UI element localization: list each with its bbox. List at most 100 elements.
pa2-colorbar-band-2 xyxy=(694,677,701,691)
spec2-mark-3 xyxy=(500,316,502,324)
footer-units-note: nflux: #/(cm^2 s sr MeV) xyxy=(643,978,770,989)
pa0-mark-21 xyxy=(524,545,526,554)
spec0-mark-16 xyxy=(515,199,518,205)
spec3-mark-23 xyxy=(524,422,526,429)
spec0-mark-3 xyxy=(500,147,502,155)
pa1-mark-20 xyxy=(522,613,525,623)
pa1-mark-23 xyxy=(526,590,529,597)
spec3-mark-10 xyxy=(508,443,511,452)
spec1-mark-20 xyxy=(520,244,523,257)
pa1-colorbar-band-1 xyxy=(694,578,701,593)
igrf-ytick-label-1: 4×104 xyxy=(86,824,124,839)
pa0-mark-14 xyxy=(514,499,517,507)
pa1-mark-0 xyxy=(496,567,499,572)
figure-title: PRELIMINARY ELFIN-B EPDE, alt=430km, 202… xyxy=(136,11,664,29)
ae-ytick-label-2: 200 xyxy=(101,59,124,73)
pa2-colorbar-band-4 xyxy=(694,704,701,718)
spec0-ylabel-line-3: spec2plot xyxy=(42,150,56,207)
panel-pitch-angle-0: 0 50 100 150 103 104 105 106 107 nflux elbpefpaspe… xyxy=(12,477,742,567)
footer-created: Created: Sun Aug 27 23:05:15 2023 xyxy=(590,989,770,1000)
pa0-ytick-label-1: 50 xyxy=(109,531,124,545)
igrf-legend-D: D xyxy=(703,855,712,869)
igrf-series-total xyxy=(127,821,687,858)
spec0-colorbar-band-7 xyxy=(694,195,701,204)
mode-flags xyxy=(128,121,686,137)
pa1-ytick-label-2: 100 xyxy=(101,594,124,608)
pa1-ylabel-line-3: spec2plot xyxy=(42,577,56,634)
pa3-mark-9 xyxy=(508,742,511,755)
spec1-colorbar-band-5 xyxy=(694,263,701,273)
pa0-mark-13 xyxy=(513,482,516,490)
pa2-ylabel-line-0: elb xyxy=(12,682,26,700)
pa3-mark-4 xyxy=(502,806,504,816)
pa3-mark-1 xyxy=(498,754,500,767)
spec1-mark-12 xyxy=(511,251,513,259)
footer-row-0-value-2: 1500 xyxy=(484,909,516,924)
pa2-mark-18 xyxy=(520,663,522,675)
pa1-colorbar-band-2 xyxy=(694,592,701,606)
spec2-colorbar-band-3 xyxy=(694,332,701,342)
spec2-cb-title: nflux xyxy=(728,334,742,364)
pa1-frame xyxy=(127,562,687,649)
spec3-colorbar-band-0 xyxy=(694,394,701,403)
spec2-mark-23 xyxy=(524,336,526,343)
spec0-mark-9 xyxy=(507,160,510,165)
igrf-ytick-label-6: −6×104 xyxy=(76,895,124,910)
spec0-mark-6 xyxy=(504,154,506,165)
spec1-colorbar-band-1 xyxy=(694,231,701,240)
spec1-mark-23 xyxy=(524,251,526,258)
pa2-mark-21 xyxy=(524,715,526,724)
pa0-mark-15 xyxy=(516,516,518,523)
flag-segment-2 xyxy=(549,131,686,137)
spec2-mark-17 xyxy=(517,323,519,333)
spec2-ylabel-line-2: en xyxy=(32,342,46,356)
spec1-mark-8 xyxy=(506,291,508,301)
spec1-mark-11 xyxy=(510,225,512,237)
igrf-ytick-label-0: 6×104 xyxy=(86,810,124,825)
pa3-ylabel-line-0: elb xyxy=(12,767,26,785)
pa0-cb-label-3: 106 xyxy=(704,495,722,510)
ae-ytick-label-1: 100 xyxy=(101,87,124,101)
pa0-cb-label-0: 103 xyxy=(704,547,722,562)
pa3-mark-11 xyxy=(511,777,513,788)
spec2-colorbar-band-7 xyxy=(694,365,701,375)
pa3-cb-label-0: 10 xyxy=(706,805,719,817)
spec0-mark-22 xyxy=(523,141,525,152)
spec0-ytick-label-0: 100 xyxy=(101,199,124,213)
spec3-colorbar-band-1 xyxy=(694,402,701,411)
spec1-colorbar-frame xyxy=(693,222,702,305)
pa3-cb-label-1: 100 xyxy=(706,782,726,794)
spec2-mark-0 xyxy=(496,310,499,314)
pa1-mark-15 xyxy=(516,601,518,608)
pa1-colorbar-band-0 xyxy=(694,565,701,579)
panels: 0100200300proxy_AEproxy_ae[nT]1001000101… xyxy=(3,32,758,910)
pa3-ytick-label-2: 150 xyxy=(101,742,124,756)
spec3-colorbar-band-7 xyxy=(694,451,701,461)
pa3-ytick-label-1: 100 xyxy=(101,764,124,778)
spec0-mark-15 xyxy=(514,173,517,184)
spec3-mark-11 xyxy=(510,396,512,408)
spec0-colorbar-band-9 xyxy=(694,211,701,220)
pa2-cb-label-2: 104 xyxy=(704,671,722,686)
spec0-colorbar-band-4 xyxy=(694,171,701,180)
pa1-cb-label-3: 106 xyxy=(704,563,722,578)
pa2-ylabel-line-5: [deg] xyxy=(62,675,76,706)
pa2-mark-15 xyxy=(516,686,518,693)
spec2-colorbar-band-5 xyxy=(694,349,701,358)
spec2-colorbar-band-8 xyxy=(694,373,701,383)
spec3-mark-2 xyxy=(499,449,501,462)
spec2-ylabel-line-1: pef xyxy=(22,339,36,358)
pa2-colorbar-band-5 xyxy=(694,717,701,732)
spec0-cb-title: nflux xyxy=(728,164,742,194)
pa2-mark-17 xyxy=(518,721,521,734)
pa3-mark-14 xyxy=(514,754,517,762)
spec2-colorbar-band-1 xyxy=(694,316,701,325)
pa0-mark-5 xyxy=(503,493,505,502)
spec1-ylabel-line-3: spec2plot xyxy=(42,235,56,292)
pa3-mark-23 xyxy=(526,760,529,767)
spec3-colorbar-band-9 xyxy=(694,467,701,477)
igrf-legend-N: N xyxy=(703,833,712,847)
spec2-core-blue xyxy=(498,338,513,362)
========
:: Do this ::
Write out the items again, replacing "spec2plot" with "spectrogram" everywhere it appears and leaving everything else unchanged.

:: Output of the exercise ::
UI element localization: list each with its bbox. List at most 100 elements.
pa2-colorbar-band-2 xyxy=(694,677,701,691)
spec2-mark-3 xyxy=(500,316,502,324)
footer-units-note: nflux: #/(cm^2 s sr MeV) xyxy=(643,978,770,989)
pa0-mark-21 xyxy=(524,545,526,554)
spec0-mark-16 xyxy=(515,199,518,205)
spec3-mark-23 xyxy=(524,422,526,429)
spec0-mark-3 xyxy=(500,147,502,155)
pa1-mark-20 xyxy=(522,613,525,623)
pa1-mark-23 xyxy=(526,590,529,597)
spec3-mark-10 xyxy=(508,443,511,452)
spec1-mark-20 xyxy=(520,244,523,257)
pa1-colorbar-band-1 xyxy=(694,578,701,593)
igrf-ytick-label-1: 4×104 xyxy=(86,824,124,839)
pa0-mark-14 xyxy=(514,499,517,507)
pa1-mark-0 xyxy=(496,567,499,572)
figure-title: PRELIMINARY ELFIN-B EPDE, alt=430km, 202… xyxy=(136,11,664,29)
ae-ytick-label-2: 200 xyxy=(101,59,124,73)
pa2-colorbar-band-4 xyxy=(694,704,701,718)
spec0-ylabel-line-3: spectrogram xyxy=(42,150,56,207)
panel-pitch-angle-0: 0 50 100 150 103 104 105 106 107 nflux elbpefpaspe… xyxy=(12,477,742,567)
footer-created: Created: Sun Aug 27 23:05:15 2023 xyxy=(590,989,770,1000)
pa0-ytick-label-1: 50 xyxy=(109,531,124,545)
igrf-legend-D: D xyxy=(703,855,712,869)
igrf-series-total xyxy=(127,821,687,858)
spec0-colorbar-band-7 xyxy=(694,195,701,204)
mode-flags xyxy=(128,121,686,137)
pa1-ytick-label-2: 100 xyxy=(101,594,124,608)
pa1-ylabel-line-3: spectrogram xyxy=(42,577,56,634)
pa3-mark-9 xyxy=(508,742,511,755)
spec1-colorbar-band-5 xyxy=(694,263,701,273)
pa0-mark-13 xyxy=(513,482,516,490)
pa2-ylabel-line-0: elb xyxy=(12,682,26,700)
pa3-mark-4 xyxy=(502,806,504,816)
pa3-mark-1 xyxy=(498,754,500,767)
spec1-mark-12 xyxy=(511,251,513,259)
footer-row-0-value-2: 1500 xyxy=(484,909,516,924)
pa2-mark-18 xyxy=(520,663,522,675)
pa1-colorbar-band-2 xyxy=(694,592,701,606)
spec2-colorbar-band-3 xyxy=(694,332,701,342)
spec2-cb-title: nflux xyxy=(728,334,742,364)
pa1-frame xyxy=(127,562,687,649)
spec3-colorbar-band-0 xyxy=(694,394,701,403)
spec2-mark-23 xyxy=(524,336,526,343)
spec0-mark-9 xyxy=(507,160,510,165)
igrf-ytick-label-6: −6×104 xyxy=(76,895,124,910)
spec0-mark-6 xyxy=(504,154,506,165)
spec1-colorbar-band-1 xyxy=(694,231,701,240)
spec1-mark-23 xyxy=(524,251,526,258)
pa2-mark-21 xyxy=(524,715,526,724)
pa0-mark-15 xyxy=(516,516,518,523)
flag-segment-2 xyxy=(549,131,686,137)
spec2-mark-17 xyxy=(517,323,519,333)
spec2-ylabel-line-2: en xyxy=(32,342,46,356)
spec1-mark-8 xyxy=(506,291,508,301)
spec1-mark-11 xyxy=(510,225,512,237)
igrf-ytick-label-0: 6×104 xyxy=(86,810,124,825)
pa3-ylabel-line-0: elb xyxy=(12,767,26,785)
pa0-cb-label-3: 106 xyxy=(704,495,722,510)
ae-ytick-label-1: 100 xyxy=(101,87,124,101)
pa0-cb-label-0: 103 xyxy=(704,547,722,562)
pa3-mark-11 xyxy=(511,777,513,788)
spec2-colorbar-band-7 xyxy=(694,365,701,375)
pa3-cb-label-0: 10 xyxy=(706,805,719,817)
spec0-mark-22 xyxy=(523,141,525,152)
spec0-ytick-label-0: 100 xyxy=(101,199,124,213)
spec3-colorbar-band-1 xyxy=(694,402,701,411)
spec1-colorbar-frame xyxy=(693,222,702,305)
pa3-cb-label-1: 100 xyxy=(706,782,726,794)
spec2-mark-0 xyxy=(496,310,499,314)
pa1-mark-15 xyxy=(516,601,518,608)
pa1-colorbar-band-0 xyxy=(694,565,701,579)
panels: 0100200300proxy_AEproxy_ae[nT]1001000101… xyxy=(3,32,758,910)
pa3-ytick-label-2: 150 xyxy=(101,742,124,756)
spec3-colorbar-band-7 xyxy=(694,451,701,461)
pa3-ytick-label-1: 100 xyxy=(101,764,124,778)
spec0-mark-15 xyxy=(514,173,517,184)
spec3-mark-11 xyxy=(510,396,512,408)
spec0-colorbar-band-9 xyxy=(694,211,701,220)
pa2-cb-label-2: 104 xyxy=(704,671,722,686)
spec0-colorbar-band-4 xyxy=(694,171,701,180)
pa1-cb-label-3: 106 xyxy=(704,563,722,578)
pa2-ylabel-line-5: [deg] xyxy=(62,675,76,706)
pa2-mark-15 xyxy=(516,686,518,693)
spec2-colorbar-band-5 xyxy=(694,349,701,358)
spec2-colorbar-band-8 xyxy=(694,373,701,383)
spec3-mark-2 xyxy=(499,449,501,462)
spec2-ylabel-line-1: pef xyxy=(22,339,36,358)
pa2-colorbar-band-5 xyxy=(694,717,701,732)
spec0-cb-title: nflux xyxy=(728,164,742,194)
pa2-mark-17 xyxy=(518,721,521,734)
pa3-mark-14 xyxy=(514,754,517,762)
spec2-colorbar-band-1 xyxy=(694,316,701,325)
pa0-mark-5 xyxy=(503,493,505,502)
spec1-ylabel-line-3: spectrogram xyxy=(42,235,56,292)
pa3-mark-23 xyxy=(526,760,529,767)
spec3-colorbar-band-9 xyxy=(694,467,701,477)
igrf-legend-N: N xyxy=(703,833,712,847)
spec2-core-blue xyxy=(498,338,513,362)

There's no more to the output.